[Saved data entries]
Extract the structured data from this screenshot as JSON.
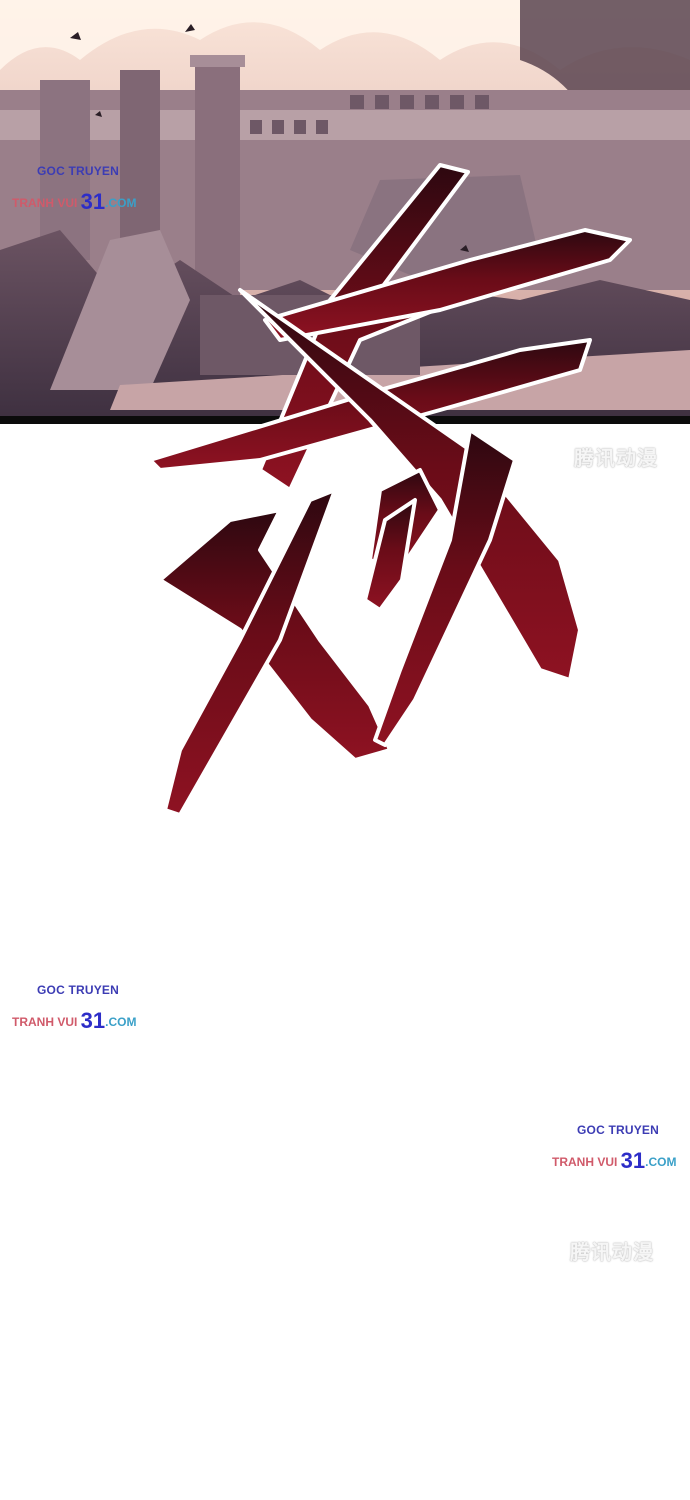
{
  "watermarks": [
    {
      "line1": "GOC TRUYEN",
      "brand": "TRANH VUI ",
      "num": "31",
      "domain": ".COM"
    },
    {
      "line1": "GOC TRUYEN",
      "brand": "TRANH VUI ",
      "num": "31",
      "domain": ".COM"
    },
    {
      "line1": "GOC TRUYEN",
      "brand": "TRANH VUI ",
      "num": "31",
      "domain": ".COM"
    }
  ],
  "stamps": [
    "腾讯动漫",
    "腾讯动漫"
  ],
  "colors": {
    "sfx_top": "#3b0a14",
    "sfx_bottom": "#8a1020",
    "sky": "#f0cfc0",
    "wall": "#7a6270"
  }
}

● What is expected
Quote the listing above in full, except for the pictures.

● Expected answer
Extract the structured data from this screenshot as JSON.
{
  "watermarks": [
    {
      "line1": "GOC TRUYEN",
      "brand": "TRANH VUI ",
      "num": "31",
      "domain": ".COM"
    },
    {
      "line1": "GOC TRUYEN",
      "brand": "TRANH VUI ",
      "num": "31",
      "domain": ".COM"
    },
    {
      "line1": "GOC TRUYEN",
      "brand": "TRANH VUI ",
      "num": "31",
      "domain": ".COM"
    }
  ],
  "stamps": [
    "腾讯动漫",
    "腾讯动漫"
  ],
  "colors": {
    "sfx_top": "#3b0a14",
    "sfx_bottom": "#8a1020",
    "sky": "#f0cfc0",
    "wall": "#7a6270"
  }
}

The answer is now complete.